## Directions:
Pick out all lines in the listing holding the string "name" and copy them.

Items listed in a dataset
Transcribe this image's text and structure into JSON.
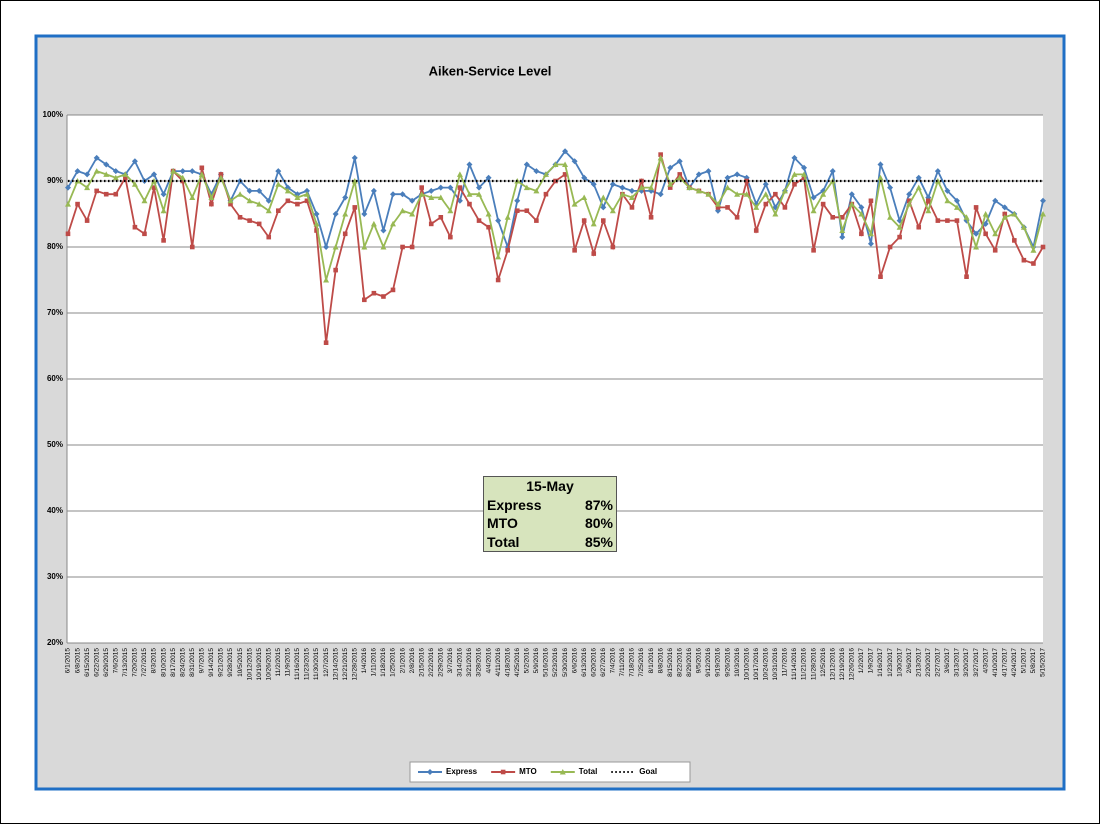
{
  "chart_data": {
    "type": "line",
    "title": "Aiken-Service Level",
    "x": [
      "6/1/2015",
      "6/8/2015",
      "6/15/2015",
      "6/22/2015",
      "6/29/2015",
      "7/6/2015",
      "7/13/2015",
      "7/20/2015",
      "7/27/2015",
      "8/3/2015",
      "8/10/2015",
      "8/17/2015",
      "8/24/2015",
      "8/31/2015",
      "9/7/2015",
      "9/14/2015",
      "9/21/2015",
      "9/28/2015",
      "10/5/2015",
      "10/12/2015",
      "10/19/2015",
      "10/26/2015",
      "11/2/2015",
      "11/9/2015",
      "11/16/2015",
      "11/23/2015",
      "11/30/2015",
      "12/7/2015",
      "12/14/2015",
      "12/21/2015",
      "12/28/2015",
      "1/4/2016",
      "1/11/2016",
      "1/18/2016",
      "1/25/2016",
      "2/1/2016",
      "2/8/2016",
      "2/15/2016",
      "2/22/2016",
      "2/29/2016",
      "3/7/2016",
      "3/14/2016",
      "3/21/2016",
      "3/28/2016",
      "4/4/2016",
      "4/11/2016",
      "4/18/2016",
      "4/25/2016",
      "5/2/2016",
      "5/9/2016",
      "5/16/2016",
      "5/23/2016",
      "5/30/2016",
      "6/6/2016",
      "6/13/2016",
      "6/20/2016",
      "6/27/2016",
      "7/4/2016",
      "7/11/2016",
      "7/18/2016",
      "7/25/2016",
      "8/1/2016",
      "8/8/2016",
      "8/15/2016",
      "8/22/2016",
      "8/29/2016",
      "9/5/2016",
      "9/12/2016",
      "9/19/2016",
      "9/26/2016",
      "10/3/2016",
      "10/10/2016",
      "10/17/2016",
      "10/24/2016",
      "10/31/2016",
      "11/7/2016",
      "11/14/2016",
      "11/21/2016",
      "11/28/2016",
      "12/5/2016",
      "12/12/2016",
      "12/19/2016",
      "12/26/2016",
      "1/2/2017",
      "1/9/2017",
      "1/16/2017",
      "1/23/2017",
      "1/30/2017",
      "2/6/2017",
      "2/13/2017",
      "2/20/2017",
      "2/27/2017",
      "3/6/2017",
      "3/13/2017",
      "3/20/2017",
      "3/27/2017",
      "4/3/2017",
      "4/10/2017",
      "4/17/2017",
      "4/24/2017",
      "5/1/2017",
      "5/8/2017",
      "5/15/2017"
    ],
    "series": [
      {
        "name": "Express",
        "color": "#4a7ebb",
        "marker": "diamond",
        "values": [
          89,
          91.5,
          91,
          93.5,
          92.5,
          91.5,
          91,
          93,
          90,
          91,
          88,
          91.5,
          91.5,
          91.5,
          91,
          88,
          91,
          87,
          90,
          88.5,
          88.5,
          87,
          91.5,
          89,
          88,
          88.5,
          85,
          80,
          85,
          87.5,
          93.5,
          85,
          88.5,
          82.5,
          88,
          88,
          87,
          88,
          88.5,
          89,
          89,
          87,
          92.5,
          89,
          90.5,
          84,
          80,
          87,
          92.5,
          91.5,
          91,
          92.5,
          94.5,
          93,
          90.5,
          89.5,
          86,
          89.5,
          89,
          88.5,
          88.5,
          88.5,
          88,
          92,
          93,
          89,
          91,
          91.5,
          85.5,
          90.5,
          91,
          90.5,
          86.5,
          89.5,
          86,
          88.5,
          93.5,
          92,
          87.5,
          88.5,
          91.5,
          81.5,
          88,
          86,
          80.5,
          92.5,
          89,
          84,
          88,
          90.5,
          87.5,
          91.5,
          88.5,
          87,
          84,
          82,
          83.5,
          87,
          86,
          85,
          83,
          80,
          87
        ]
      },
      {
        "name": "MTO",
        "color": "#be4b48",
        "marker": "square",
        "values": [
          82,
          86.5,
          84,
          88.5,
          88,
          88,
          90.5,
          83,
          82,
          89,
          81,
          91.5,
          90,
          80,
          92,
          86.5,
          91,
          86.5,
          84.5,
          84,
          83.5,
          81.5,
          85.5,
          87,
          86.5,
          87,
          82.5,
          65.5,
          76.5,
          82,
          86,
          72,
          73,
          72.5,
          73.5,
          80,
          80,
          89,
          83.5,
          84.5,
          81.5,
          89,
          86.5,
          84,
          83,
          75,
          79.5,
          85.5,
          85.5,
          84,
          88,
          90,
          91,
          79.5,
          84,
          79,
          84,
          80,
          88,
          86,
          90,
          84.5,
          94,
          89,
          91,
          89,
          88.5,
          88,
          86,
          86,
          84.5,
          90,
          82.5,
          86.5,
          88,
          86,
          89.5,
          90.5,
          79.5,
          86.5,
          84.5,
          84.5,
          86.5,
          82,
          87,
          75.5,
          80,
          81.5,
          87,
          83,
          87,
          84,
          84,
          84,
          75.5,
          86,
          82,
          79.5,
          85,
          81,
          78,
          77.5,
          80
        ]
      },
      {
        "name": "Total",
        "color": "#98b954",
        "marker": "triangle",
        "values": [
          86.5,
          90,
          89,
          91.5,
          91,
          90.5,
          91,
          89.5,
          87,
          90,
          85.5,
          91.5,
          90.5,
          87.5,
          91,
          87.5,
          90.5,
          87,
          88,
          87,
          86.5,
          85.5,
          89.5,
          88.5,
          87.5,
          88,
          83.5,
          75,
          80,
          85,
          90,
          80,
          83.5,
          80,
          83.5,
          85.5,
          85,
          88,
          87.5,
          87.5,
          85.5,
          91,
          88,
          88,
          85,
          78.5,
          84.5,
          90,
          89,
          88.5,
          91,
          92.5,
          92.5,
          86.5,
          87.5,
          83.5,
          87.5,
          85.5,
          88,
          87.5,
          89,
          89,
          93.5,
          89.5,
          90.5,
          89,
          88.5,
          88,
          86.5,
          89,
          88,
          88,
          86,
          88,
          85,
          88.5,
          91,
          91,
          85.5,
          88,
          90,
          82.5,
          86.5,
          85,
          82,
          90.5,
          84.5,
          83,
          86.5,
          89,
          85.5,
          90,
          87,
          86,
          84.5,
          80,
          85,
          82,
          84.5,
          85,
          83,
          79.5,
          85
        ]
      },
      {
        "name": "Goal",
        "color": "#000000",
        "line_style": "dotted",
        "values": [
          90,
          90,
          90,
          90,
          90,
          90,
          90,
          90,
          90,
          90,
          90,
          90,
          90,
          90,
          90,
          90,
          90,
          90,
          90,
          90,
          90,
          90,
          90,
          90,
          90,
          90,
          90,
          90,
          90,
          90,
          90,
          90,
          90,
          90,
          90,
          90,
          90,
          90,
          90,
          90,
          90,
          90,
          90,
          90,
          90,
          90,
          90,
          90,
          90,
          90,
          90,
          90,
          90,
          90,
          90,
          90,
          90,
          90,
          90,
          90,
          90,
          90,
          90,
          90,
          90,
          90,
          90,
          90,
          90,
          90,
          90,
          90,
          90,
          90,
          90,
          90,
          90,
          90,
          90,
          90,
          90,
          90,
          90,
          90,
          90,
          90,
          90,
          90,
          90,
          90,
          90,
          90,
          90,
          90,
          90,
          90,
          90,
          90,
          90,
          90,
          90,
          90,
          90
        ]
      }
    ],
    "ylim": [
      20,
      100
    ],
    "yticks": [
      {
        "value": 20,
        "label": "20%"
      },
      {
        "value": 30,
        "label": "30%"
      },
      {
        "value": 40,
        "label": "40%"
      },
      {
        "value": 50,
        "label": "50%"
      },
      {
        "value": 60,
        "label": "60%"
      },
      {
        "value": 70,
        "label": "70%"
      },
      {
        "value": 80,
        "label": "80%"
      },
      {
        "value": 90,
        "label": "90%"
      },
      {
        "value": 100,
        "label": "100%"
      }
    ],
    "grid": true,
    "legend": "bottom",
    "annotation": {
      "title": "15-May",
      "rows": [
        [
          "Express",
          "87%"
        ],
        [
          "MTO",
          "80%"
        ],
        [
          "Total",
          "85%"
        ]
      ]
    }
  }
}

## Response below:
        "name": "Express",
        "name": "MTO",
        "name": "Total",
        "name": "Goal",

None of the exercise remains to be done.